## DESCRIPTION OF THE TASK
All lines below must be repeated exactly, with the pictures omitted.

## EXTRACTED MATERIAL
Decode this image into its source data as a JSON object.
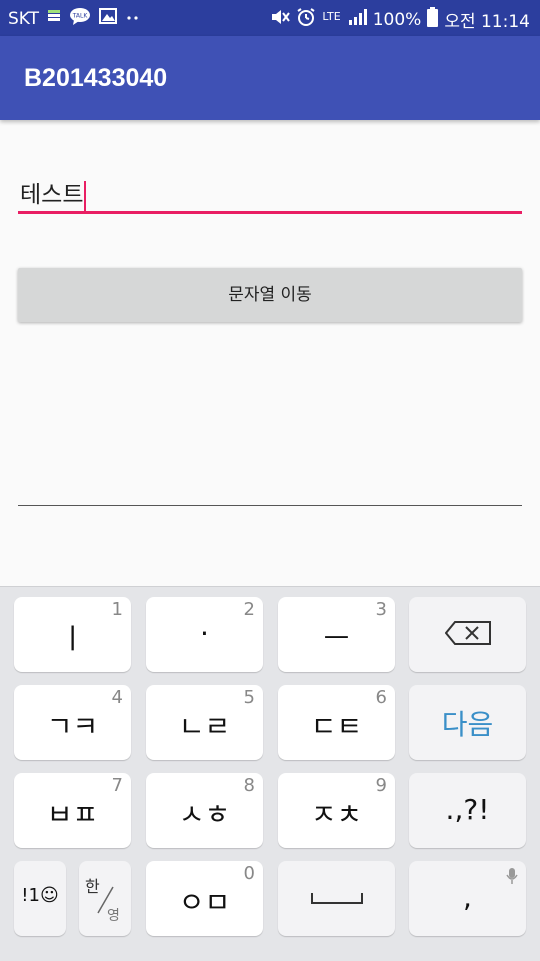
{
  "status_bar": {
    "carrier": "SKT",
    "talk_badge": "TALK",
    "network": "LTE",
    "battery": "100%",
    "time": "오전 11:14",
    "icons": [
      "sim-icon",
      "talk-icon",
      "image-icon",
      "dots-icon",
      "mute-icon",
      "alarm-icon",
      "signal-icon",
      "battery-icon"
    ]
  },
  "app_bar": {
    "title": "B201433040"
  },
  "editor": {
    "value": "테스트"
  },
  "action": {
    "button_label": "문자열 이동"
  },
  "keyboard": {
    "row1": [
      {
        "label": "ㅣ",
        "num": "1"
      },
      {
        "label": "·",
        "num": "2"
      },
      {
        "label": "ㅡ",
        "num": "3"
      }
    ],
    "row2": [
      {
        "label": "ㄱㅋ",
        "num": "4"
      },
      {
        "label": "ㄴㄹ",
        "num": "5"
      },
      {
        "label": "ㄷㅌ",
        "num": "6"
      }
    ],
    "row3": [
      {
        "label": "ㅂㅍ",
        "num": "7"
      },
      {
        "label": "ㅅㅎ",
        "num": "8"
      },
      {
        "label": "ㅈㅊ",
        "num": "9"
      }
    ],
    "row4": {
      "symbols": "!1☺",
      "lang_top": "한",
      "lang_bottom": "영",
      "o_label": "ㅇㅁ",
      "o_num": "0",
      "comma": ","
    },
    "next_label": "다음",
    "punct_label": ".,?!",
    "accent_color": "#3a8fc8"
  }
}
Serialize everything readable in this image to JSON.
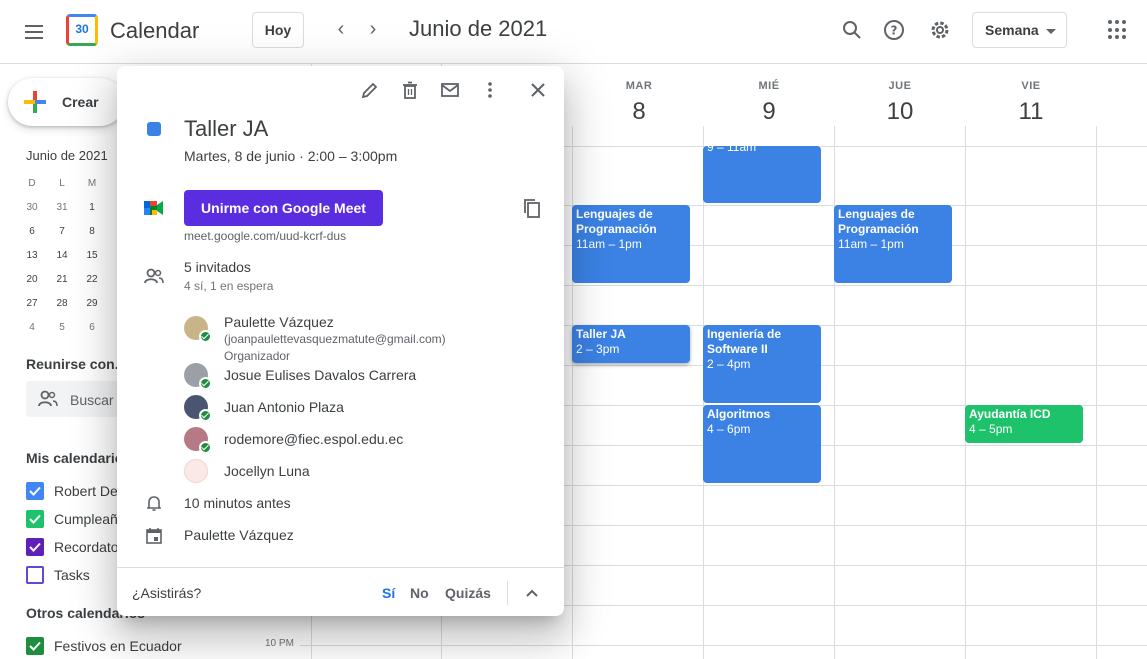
{
  "header": {
    "app_name": "Calendar",
    "logo_day": "30",
    "today_label": "Hoy",
    "month_title": "Junio de 2021",
    "view_label": "Semana",
    "icons": [
      "menu-icon",
      "search-icon",
      "help-icon",
      "settings-icon",
      "apps-icon"
    ]
  },
  "sidebar": {
    "create_label": "Crear",
    "mini_title": "Junio de 2021",
    "mini_weekdays": [
      "D",
      "L",
      "M"
    ],
    "mini_rows": [
      [
        "30",
        "31",
        "1"
      ],
      [
        "6",
        "7",
        "8"
      ],
      [
        "13",
        "14",
        "15"
      ],
      [
        "20",
        "21",
        "22"
      ],
      [
        "27",
        "28",
        "29"
      ],
      [
        "4",
        "5",
        "6"
      ]
    ],
    "meet_title": "Reunirse con...",
    "search_people": "Buscar",
    "my_calendars_title": "Mis calendarios",
    "my_calendars": [
      {
        "label": "Robert De",
        "color": "#4285f4",
        "checked": true
      },
      {
        "label": "Cumpleaño",
        "color": "#1ec26b",
        "checked": true
      },
      {
        "label": "Recordato",
        "color": "#5f1fb8",
        "checked": true
      },
      {
        "label": "Tasks",
        "color": "#5b4bd6",
        "checked": false
      }
    ],
    "other_calendars_title": "Otros calendarios",
    "other_calendars": [
      {
        "label": "Festivos en Ecuador",
        "color": "#1e8e3e",
        "checked": true
      }
    ]
  },
  "week": {
    "days": [
      {
        "name": "MAR",
        "num": "8"
      },
      {
        "name": "MIÉ",
        "num": "9"
      },
      {
        "name": "JUE",
        "num": "10"
      },
      {
        "name": "VIE",
        "num": "11"
      }
    ],
    "time_label": "10 PM",
    "events": [
      {
        "title": "",
        "time": "9 – 11am",
        "color": "blue"
      },
      {
        "title": "Lenguajes de Programación",
        "time": "11am – 1pm",
        "color": "blue"
      },
      {
        "title": "Lenguajes de Programación",
        "time": "11am – 1pm",
        "color": "blue"
      },
      {
        "title": "Taller JA",
        "time": "2 – 3pm",
        "color": "blue"
      },
      {
        "title": "Ingeniería de Software II",
        "time": "2 – 4pm",
        "color": "blue"
      },
      {
        "title": "Algoritmos",
        "time": "4 – 6pm",
        "color": "blue"
      },
      {
        "title": "Ayudantía ICD",
        "time": "4 – 5pm",
        "color": "green"
      }
    ]
  },
  "popup": {
    "title": "Taller JA",
    "date_line": "Martes, 8 de junio  ·  2:00 – 3:00pm",
    "meet_button": "Unirme con Google Meet",
    "meet_link": "meet.google.com/uud-kcrf-dus",
    "guests_count": "5 invitados",
    "guests_status": "4 sí, 1 en espera",
    "guests": [
      {
        "name": "Paulette Vázquez",
        "email": "(joanpaulettevasquezmatute@gmail.com)",
        "role": "Organizador",
        "accepted": true
      },
      {
        "name": "Josue Eulises Davalos Carrera",
        "accepted": true
      },
      {
        "name": "Juan Antonio Plaza",
        "accepted": true
      },
      {
        "name": "rodemore@fiec.espol.edu.ec",
        "accepted": true
      },
      {
        "name": "Jocellyn Luna",
        "accepted": false
      }
    ],
    "reminder": "10 minutos antes",
    "calendar_owner": "Paulette Vázquez",
    "rsvp_question": "¿Asistirás?",
    "rsvp_yes": "Sí",
    "rsvp_no": "No",
    "rsvp_maybe": "Quizás"
  }
}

## WRITTEN RESPONSE
Decode this image into its source data as a JSON object.
{
  "status_bar": {
    "carrier": "SKT",
    "talk_badge": "TALK",
    "network": "LTE",
    "battery": "100%",
    "time": "오전 11:14",
    "icons": [
      "sim-icon",
      "talk-icon",
      "image-icon",
      "dots-icon",
      "mute-icon",
      "alarm-icon",
      "signal-icon",
      "battery-icon"
    ]
  },
  "app_bar": {
    "title": "B201433040"
  },
  "editor": {
    "value": "테스트"
  },
  "action": {
    "button_label": "문자열 이동"
  },
  "keyboard": {
    "row1": [
      {
        "label": "ㅣ",
        "num": "1"
      },
      {
        "label": "·",
        "num": "2"
      },
      {
        "label": "ㅡ",
        "num": "3"
      }
    ],
    "row2": [
      {
        "label": "ㄱㅋ",
        "num": "4"
      },
      {
        "label": "ㄴㄹ",
        "num": "5"
      },
      {
        "label": "ㄷㅌ",
        "num": "6"
      }
    ],
    "row3": [
      {
        "label": "ㅂㅍ",
        "num": "7"
      },
      {
        "label": "ㅅㅎ",
        "num": "8"
      },
      {
        "label": "ㅈㅊ",
        "num": "9"
      }
    ],
    "row4": {
      "symbols": "!1☺",
      "lang_top": "한",
      "lang_bottom": "영",
      "o_label": "ㅇㅁ",
      "o_num": "0",
      "comma": ","
    },
    "next_label": "다음",
    "punct_label": ".,?!",
    "accent_color": "#3a8fc8"
  }
}
Serialize everything readable in this image to JSON.
{
  "header": {
    "app_name": "Calendar",
    "logo_day": "30",
    "today_label": "Hoy",
    "month_title": "Junio de 2021",
    "view_label": "Semana",
    "icons": [
      "menu-icon",
      "search-icon",
      "help-icon",
      "settings-icon",
      "apps-icon"
    ]
  },
  "sidebar": {
    "create_label": "Crear",
    "mini_title": "Junio de 2021",
    "mini_weekdays": [
      "D",
      "L",
      "M"
    ],
    "mini_rows": [
      [
        "30",
        "31",
        "1"
      ],
      [
        "6",
        "7",
        "8"
      ],
      [
        "13",
        "14",
        "15"
      ],
      [
        "20",
        "21",
        "22"
      ],
      [
        "27",
        "28",
        "29"
      ],
      [
        "4",
        "5",
        "6"
      ]
    ],
    "meet_title": "Reunirse con...",
    "search_people": "Buscar",
    "my_calendars_title": "Mis calendarios",
    "my_calendars": [
      {
        "label": "Robert De",
        "color": "#4285f4",
        "checked": true
      },
      {
        "label": "Cumpleaño",
        "color": "#1ec26b",
        "checked": true
      },
      {
        "label": "Recordato",
        "color": "#5f1fb8",
        "checked": true
      },
      {
        "label": "Tasks",
        "color": "#5b4bd6",
        "checked": false
      }
    ],
    "other_calendars_title": "Otros calendarios",
    "other_calendars": [
      {
        "label": "Festivos en Ecuador",
        "color": "#1e8e3e",
        "checked": true
      }
    ]
  },
  "week": {
    "days": [
      {
        "name": "MAR",
        "num": "8"
      },
      {
        "name": "MIÉ",
        "num": "9"
      },
      {
        "name": "JUE",
        "num": "10"
      },
      {
        "name": "VIE",
        "num": "11"
      }
    ],
    "time_label": "10 PM",
    "events": [
      {
        "title": "",
        "time": "9 – 11am",
        "color": "blue"
      },
      {
        "title": "Lenguajes de Programación",
        "time": "11am – 1pm",
        "color": "blue"
      },
      {
        "title": "Lenguajes de Programación",
        "time": "11am – 1pm",
        "color": "blue"
      },
      {
        "title": "Taller JA",
        "time": "2 – 3pm",
        "color": "blue"
      },
      {
        "title": "Ingeniería de Software II",
        "time": "2 – 4pm",
        "color": "blue"
      },
      {
        "title": "Algoritmos",
        "time": "4 – 6pm",
        "color": "blue"
      },
      {
        "title": "Ayudantía ICD",
        "time": "4 – 5pm",
        "color": "green"
      }
    ]
  },
  "popup": {
    "title": "Taller JA",
    "date_line": "Martes, 8 de junio  ·  2:00 – 3:00pm",
    "meet_button": "Unirme con Google Meet",
    "meet_link": "meet.google.com/uud-kcrf-dus",
    "guests_count": "5 invitados",
    "guests_status": "4 sí, 1 en espera",
    "guests": [
      {
        "name": "Paulette Vázquez",
        "email": "(joanpaulettevasquezmatute@gmail.com)",
        "role": "Organizador",
        "accepted": true
      },
      {
        "name": "Josue Eulises Davalos Carrera",
        "accepted": true
      },
      {
        "name": "Juan Antonio Plaza",
        "accepted": true
      },
      {
        "name": "rodemore@fiec.espol.edu.ec",
        "accepted": true
      },
      {
        "name": "Jocellyn Luna",
        "accepted": false
      }
    ],
    "reminder": "10 minutos antes",
    "calendar_owner": "Paulette Vázquez",
    "rsvp_question": "¿Asistirás?",
    "rsvp_yes": "Sí",
    "rsvp_no": "No",
    "rsvp_maybe": "Quizás"
  }
}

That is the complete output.